Could you copy every line from the material below in which "label" appears?

RECORDS PROVIDED:
******************************
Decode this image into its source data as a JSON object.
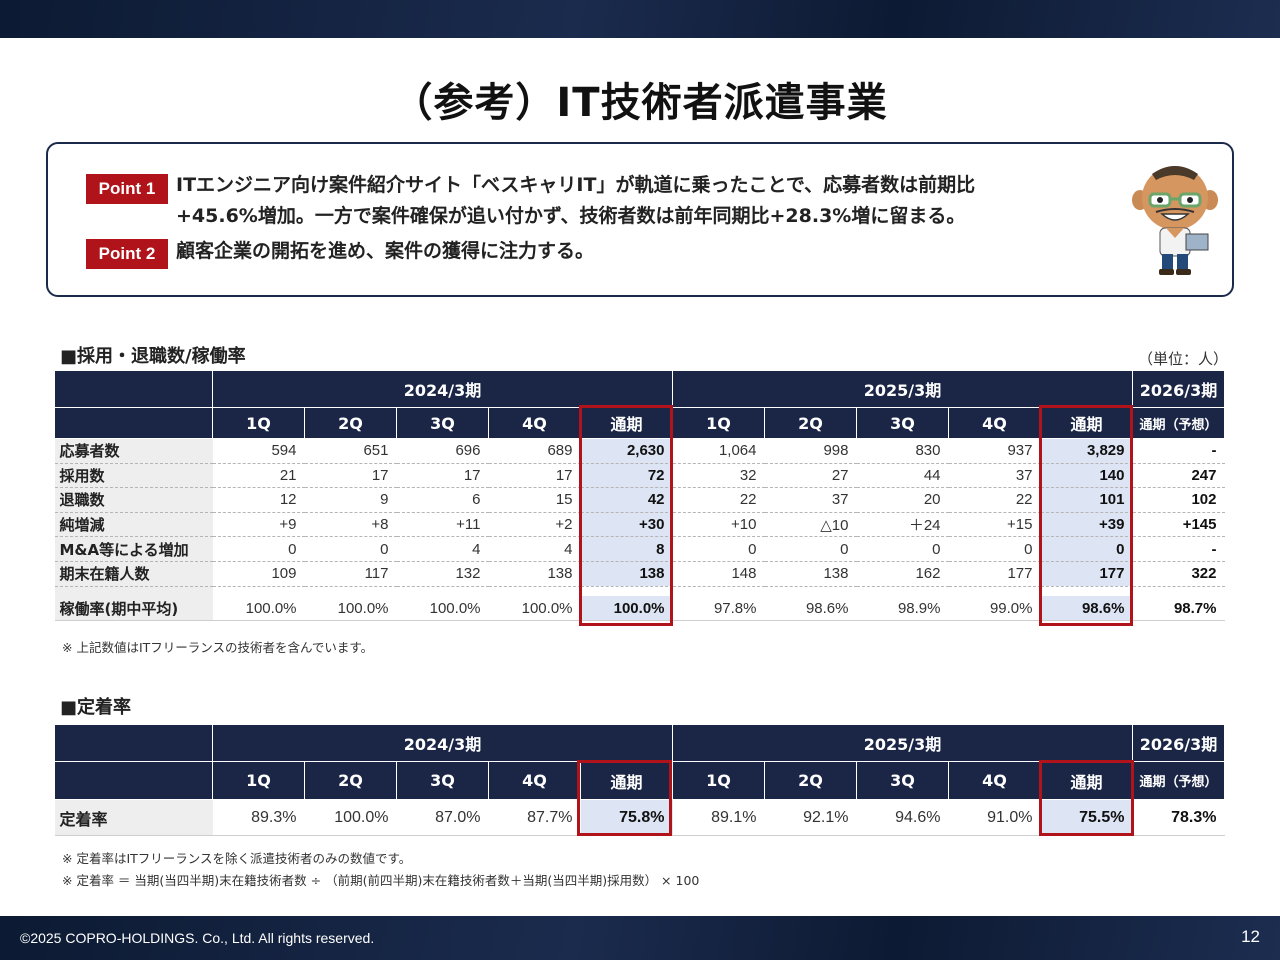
{
  "header": {
    "title": "（参考）IT技術者派遣事業"
  },
  "points": [
    {
      "badge": "Point 1",
      "line1": "ITエンジニア向け案件紹介サイト「ベスキャリIT」が軌道に乗ったことで、応募者数は前期比",
      "line2": "+45.6%増加。一方で案件確保が追い付かず、技術者数は前年同期比+28.3%増に留まる。"
    },
    {
      "badge": "Point 2",
      "line1": "顧客企業の開拓を進め、案件の獲得に注力する。"
    }
  ],
  "hiring": {
    "section_title": "■採用・退職数/稼働率",
    "unit": "（単位：人）",
    "periods": [
      "2024/3期",
      "2025/3期",
      "2026/3期"
    ],
    "columns": [
      "1Q",
      "2Q",
      "3Q",
      "4Q",
      "通期",
      "1Q",
      "2Q",
      "3Q",
      "4Q",
      "通期",
      "通期（予想）"
    ],
    "rows": [
      {
        "label": "応募者数",
        "values": [
          "594",
          "651",
          "696",
          "689",
          "2,630",
          "1,064",
          "998",
          "830",
          "937",
          "3,829",
          "-"
        ]
      },
      {
        "label": "採用数",
        "values": [
          "21",
          "17",
          "17",
          "17",
          "72",
          "32",
          "27",
          "44",
          "37",
          "140",
          "247"
        ]
      },
      {
        "label": "退職数",
        "values": [
          "12",
          "9",
          "6",
          "15",
          "42",
          "22",
          "37",
          "20",
          "22",
          "101",
          "102"
        ]
      },
      {
        "label": "純増減",
        "values": [
          "+9",
          "+8",
          "+11",
          "+2",
          "+30",
          "+10",
          "△10",
          "＋24",
          "+15",
          "+39",
          "+145"
        ]
      },
      {
        "label": "M&A等による増加",
        "values": [
          "0",
          "0",
          "4",
          "4",
          "8",
          "0",
          "0",
          "0",
          "0",
          "0",
          "-"
        ]
      },
      {
        "label": "期末在籍人数",
        "values": [
          "109",
          "117",
          "132",
          "138",
          "138",
          "148",
          "138",
          "162",
          "177",
          "177",
          "322"
        ]
      },
      {
        "label": "稼働率(期中平均)",
        "values": [
          "100.0%",
          "100.0%",
          "100.0%",
          "100.0%",
          "100.0%",
          "97.8%",
          "98.6%",
          "98.9%",
          "99.0%",
          "98.6%",
          "98.7%"
        ]
      }
    ],
    "note": "※ 上記数値はITフリーランスの技術者を含んでいます。"
  },
  "retention": {
    "section_title": "■定着率",
    "periods": [
      "2024/3期",
      "2025/3期",
      "2026/3期"
    ],
    "columns": [
      "1Q",
      "2Q",
      "3Q",
      "4Q",
      "通期",
      "1Q",
      "2Q",
      "3Q",
      "4Q",
      "通期",
      "通期（予想）"
    ],
    "rows": [
      {
        "label": "定着率",
        "values": [
          "89.3%",
          "100.0%",
          "87.0%",
          "87.7%",
          "75.8%",
          "89.1%",
          "92.1%",
          "94.6%",
          "91.0%",
          "75.5%",
          "78.3%"
        ]
      }
    ],
    "notes": [
      "※ 定着率はITフリーランスを除く派遣技術者のみの数値です。",
      "※ 定着率 ＝ 当期(当四半期)末在籍技術者数 ÷ （前期(前四半期)末在籍技術者数＋当期(当四半期)採用数） × 100"
    ]
  },
  "footer": {
    "copyright": "©2025 COPRO-HOLDINGS. Co., Ltd. All rights reserved.",
    "page": "12"
  },
  "colors": {
    "navy": "#1b2647",
    "accent_red": "#b01319",
    "total_fill": "#dde4f4"
  }
}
******************************
EXERCISE ANSWER:
        "label": "応募者数",
        "label": "採用数",
        "label": "退職数",
        "label": "純増減",
        "label": "M&A等による増加",
        "label": "期末在籍人数",
        "label": "稼働率(期中平均)",
        "label": "定着率",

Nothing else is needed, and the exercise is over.